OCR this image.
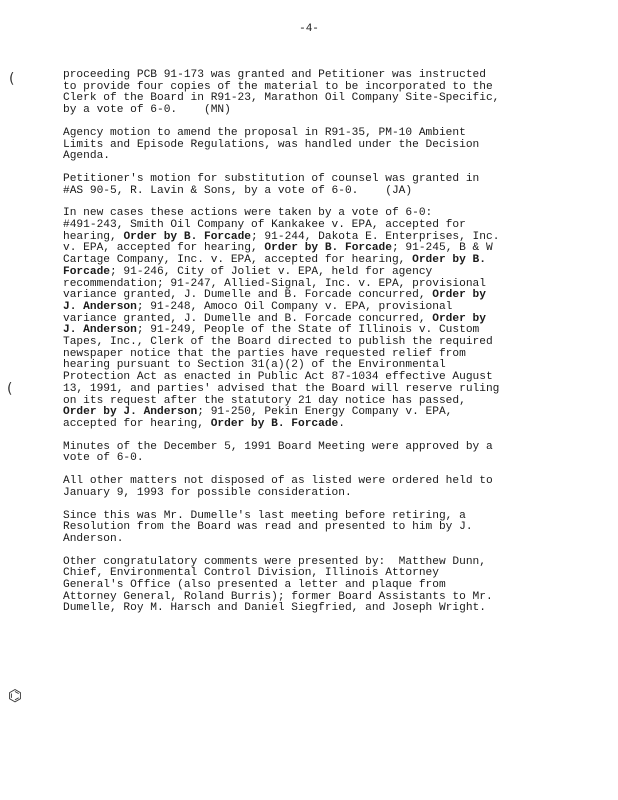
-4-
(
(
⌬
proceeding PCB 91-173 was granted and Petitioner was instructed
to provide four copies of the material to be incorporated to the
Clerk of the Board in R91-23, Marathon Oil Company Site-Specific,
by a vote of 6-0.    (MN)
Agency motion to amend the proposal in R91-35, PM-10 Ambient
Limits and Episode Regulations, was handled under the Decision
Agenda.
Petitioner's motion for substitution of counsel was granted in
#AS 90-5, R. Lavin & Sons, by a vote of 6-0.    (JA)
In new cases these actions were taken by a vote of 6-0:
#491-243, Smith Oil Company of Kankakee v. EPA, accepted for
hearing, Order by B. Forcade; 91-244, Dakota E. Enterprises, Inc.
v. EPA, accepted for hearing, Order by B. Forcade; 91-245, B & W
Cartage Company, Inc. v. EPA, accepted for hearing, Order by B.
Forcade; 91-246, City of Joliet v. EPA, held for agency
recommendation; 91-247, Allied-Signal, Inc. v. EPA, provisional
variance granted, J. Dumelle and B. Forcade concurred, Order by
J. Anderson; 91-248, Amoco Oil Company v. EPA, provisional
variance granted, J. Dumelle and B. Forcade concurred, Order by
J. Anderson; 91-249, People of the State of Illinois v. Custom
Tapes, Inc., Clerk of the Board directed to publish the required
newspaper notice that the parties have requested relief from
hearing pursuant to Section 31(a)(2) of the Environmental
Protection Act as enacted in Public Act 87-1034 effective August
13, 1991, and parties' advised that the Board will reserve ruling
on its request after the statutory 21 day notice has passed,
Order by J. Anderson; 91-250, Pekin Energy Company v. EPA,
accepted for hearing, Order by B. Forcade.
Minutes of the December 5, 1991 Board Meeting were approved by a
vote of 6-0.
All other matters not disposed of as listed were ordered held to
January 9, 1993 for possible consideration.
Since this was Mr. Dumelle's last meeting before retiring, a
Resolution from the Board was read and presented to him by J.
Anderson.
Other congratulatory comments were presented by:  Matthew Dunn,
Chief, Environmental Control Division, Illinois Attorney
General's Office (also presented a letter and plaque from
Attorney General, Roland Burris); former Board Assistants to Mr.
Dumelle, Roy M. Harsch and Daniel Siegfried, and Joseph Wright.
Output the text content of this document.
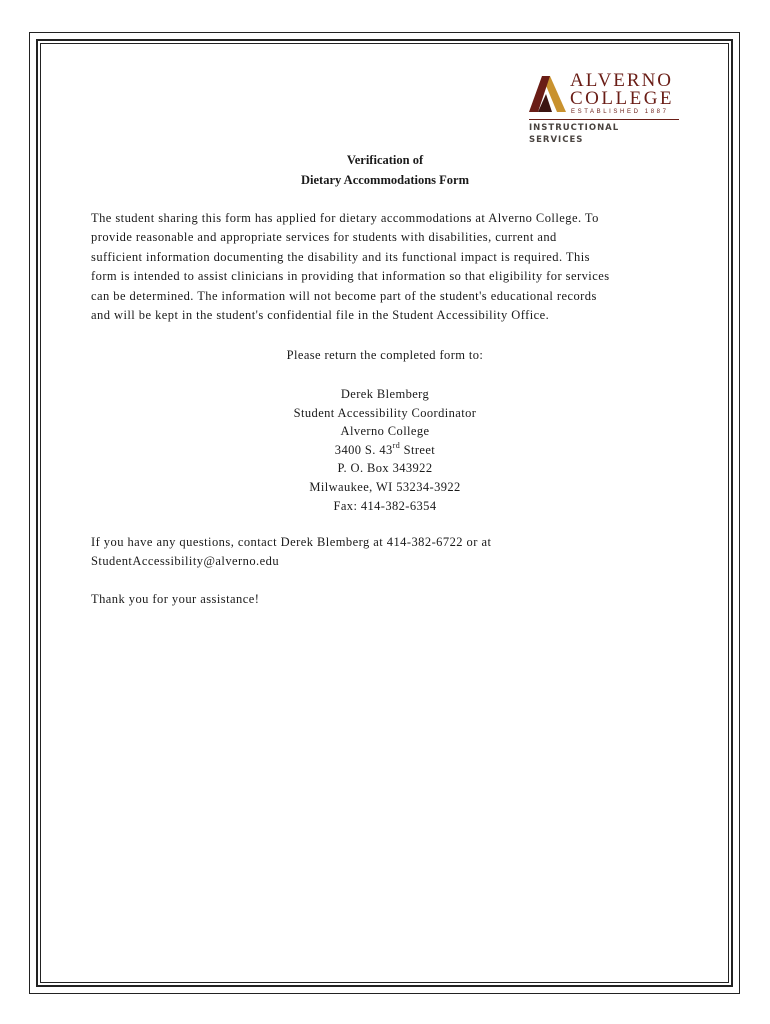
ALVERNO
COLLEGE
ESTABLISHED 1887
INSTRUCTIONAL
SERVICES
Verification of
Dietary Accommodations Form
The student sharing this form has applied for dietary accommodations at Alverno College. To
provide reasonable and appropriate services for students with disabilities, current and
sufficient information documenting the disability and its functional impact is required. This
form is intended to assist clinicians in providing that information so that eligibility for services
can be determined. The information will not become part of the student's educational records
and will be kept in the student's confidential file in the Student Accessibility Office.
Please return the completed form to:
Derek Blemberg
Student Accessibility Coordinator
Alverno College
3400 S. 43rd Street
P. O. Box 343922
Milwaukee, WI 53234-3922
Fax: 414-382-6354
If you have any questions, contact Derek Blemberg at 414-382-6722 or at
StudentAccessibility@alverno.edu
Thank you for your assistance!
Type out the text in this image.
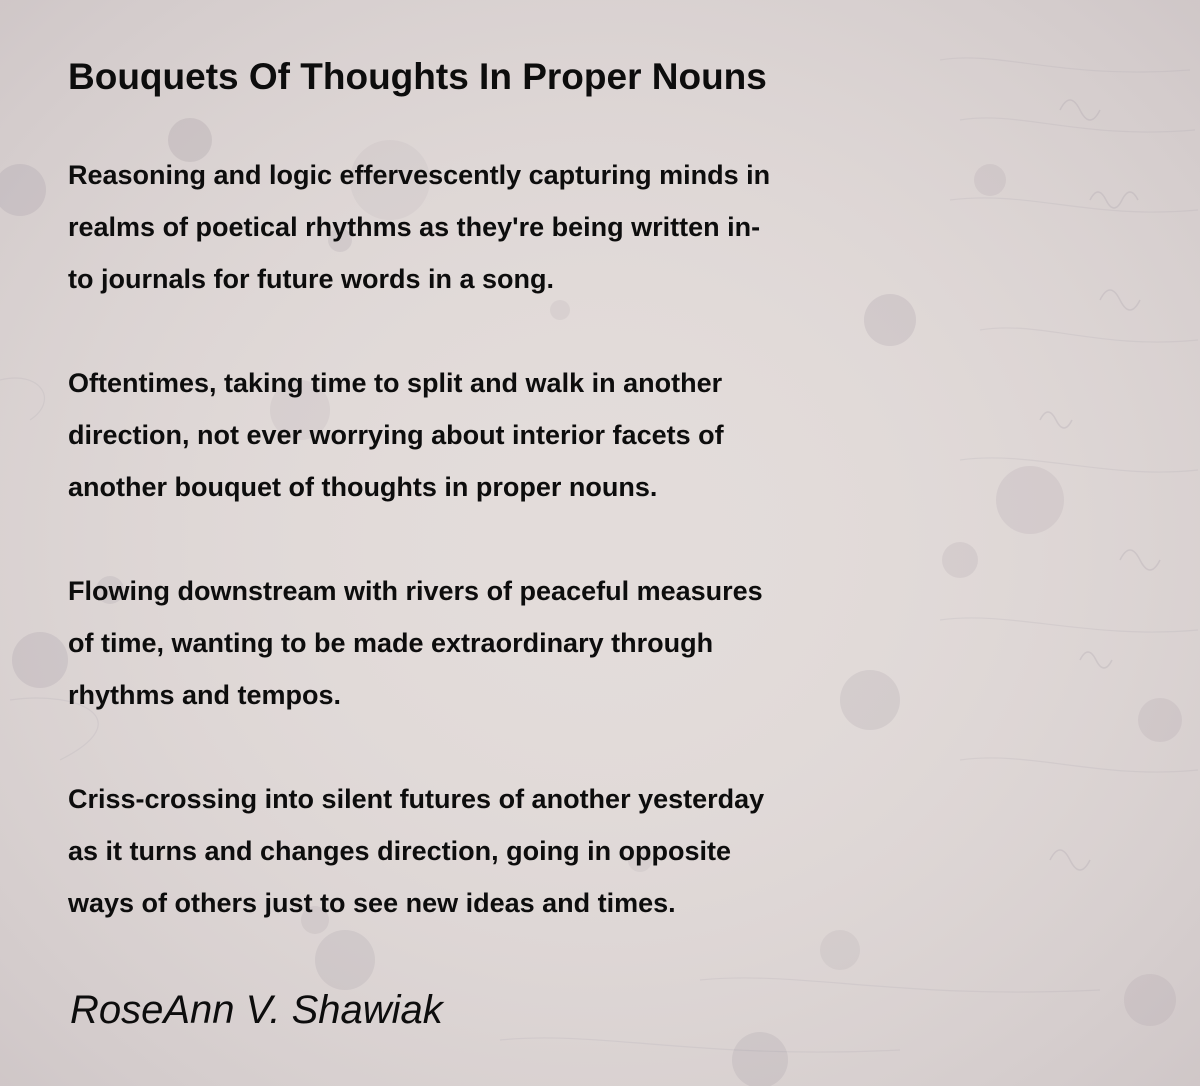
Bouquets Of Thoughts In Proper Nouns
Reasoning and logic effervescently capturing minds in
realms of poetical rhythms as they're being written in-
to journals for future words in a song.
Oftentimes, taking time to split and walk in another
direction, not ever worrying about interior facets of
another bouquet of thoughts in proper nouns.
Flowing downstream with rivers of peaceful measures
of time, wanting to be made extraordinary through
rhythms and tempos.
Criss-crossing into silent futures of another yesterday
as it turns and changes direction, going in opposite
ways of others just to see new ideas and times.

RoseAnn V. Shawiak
○ ○ ○
Copy the listing word for word, excluding its pictures.

OCR this image.
-4-
(
(
⌬
proceeding PCB 91-173 was granted and Petitioner was instructed
to provide four copies of the material to be incorporated to the
Clerk of the Board in R91-23, Marathon Oil Company Site-Specific,
by a vote of 6-0.    (MN)
Agency motion to amend the proposal in R91-35, PM-10 Ambient
Limits and Episode Regulations, was handled under the Decision
Agenda.
Petitioner's motion for substitution of counsel was granted in
#AS 90-5, R. Lavin & Sons, by a vote of 6-0.    (JA)
In new cases these actions were taken by a vote of 6-0:
#491-243, Smith Oil Company of Kankakee v. EPA, accepted for
hearing, Order by B. Forcade; 91-244, Dakota E. Enterprises, Inc.
v. EPA, accepted for hearing, Order by B. Forcade; 91-245, B & W
Cartage Company, Inc. v. EPA, accepted for hearing, Order by B.
Forcade; 91-246, City of Joliet v. EPA, held for agency
recommendation; 91-247, Allied-Signal, Inc. v. EPA, provisional
variance granted, J. Dumelle and B. Forcade concurred, Order by
J. Anderson; 91-248, Amoco Oil Company v. EPA, provisional
variance granted, J. Dumelle and B. Forcade concurred, Order by
J. Anderson; 91-249, People of the State of Illinois v. Custom
Tapes, Inc., Clerk of the Board directed to publish the required
newspaper notice that the parties have requested relief from
hearing pursuant to Section 31(a)(2) of the Environmental
Protection Act as enacted in Public Act 87-1034 effective August
13, 1991, and parties' advised that the Board will reserve ruling
on its request after the statutory 21 day notice has passed,
Order by J. Anderson; 91-250, Pekin Energy Company v. EPA,
accepted for hearing, Order by B. Forcade.
Minutes of the December 5, 1991 Board Meeting were approved by a
vote of 6-0.
All other matters not disposed of as listed were ordered held to
January 9, 1993 for possible consideration.
Since this was Mr. Dumelle's last meeting before retiring, a
Resolution from the Board was read and presented to him by J.
Anderson.
Other congratulatory comments were presented by:  Matthew Dunn,
Chief, Environmental Control Division, Illinois Attorney
General's Office (also presented a letter and plaque from
Attorney General, Roland Burris); former Board Assistants to Mr.
Dumelle, Roy M. Harsch and Daniel Siegfried, and Joseph Wright.
Output the text content of this document.
ALVERNO
COLLEGE
ESTABLISHED 1887
INSTRUCTIONAL
SERVICES
Verification of
Dietary Accommodations Form
The student sharing this form has applied for dietary accommodations at Alverno College. To
provide reasonable and appropriate services for students with disabilities, current and
sufficient information documenting the disability and its functional impact is required. This
form is intended to assist clinicians in providing that information so that eligibility for services
can be determined. The information will not become part of the student's educational records
and will be kept in the student's confidential file in the Student Accessibility Office.
Please return the completed form to:
Derek Blemberg
Student Accessibility Coordinator
Alverno College
3400 S. 43rd Street
P. O. Box 343922
Milwaukee, WI 53234-3922
Fax: 414-382-6354
If you have any questions, contact Derek Blemberg at 414-382-6722 or at
StudentAccessibility@alverno.edu
Thank you for your assistance!
Type out the text in this image.
Bouquets Of Thoughts In Proper Nouns
Reasoning and logic effervescently capturing minds in
realms of poetical rhythms as they're being written in-
to journals for future words in a song.
Oftentimes, taking time to split and walk in another
direction, not ever worrying about interior facets of
another bouquet of thoughts in proper nouns.
Flowing downstream with rivers of peaceful measures
of time, wanting to be made extraordinary through
rhythms and tempos.
Criss-crossing into silent futures of another yesterday
as it turns and changes direction, going in opposite
ways of others just to see new ideas and times.

RoseAnn V. Shawiak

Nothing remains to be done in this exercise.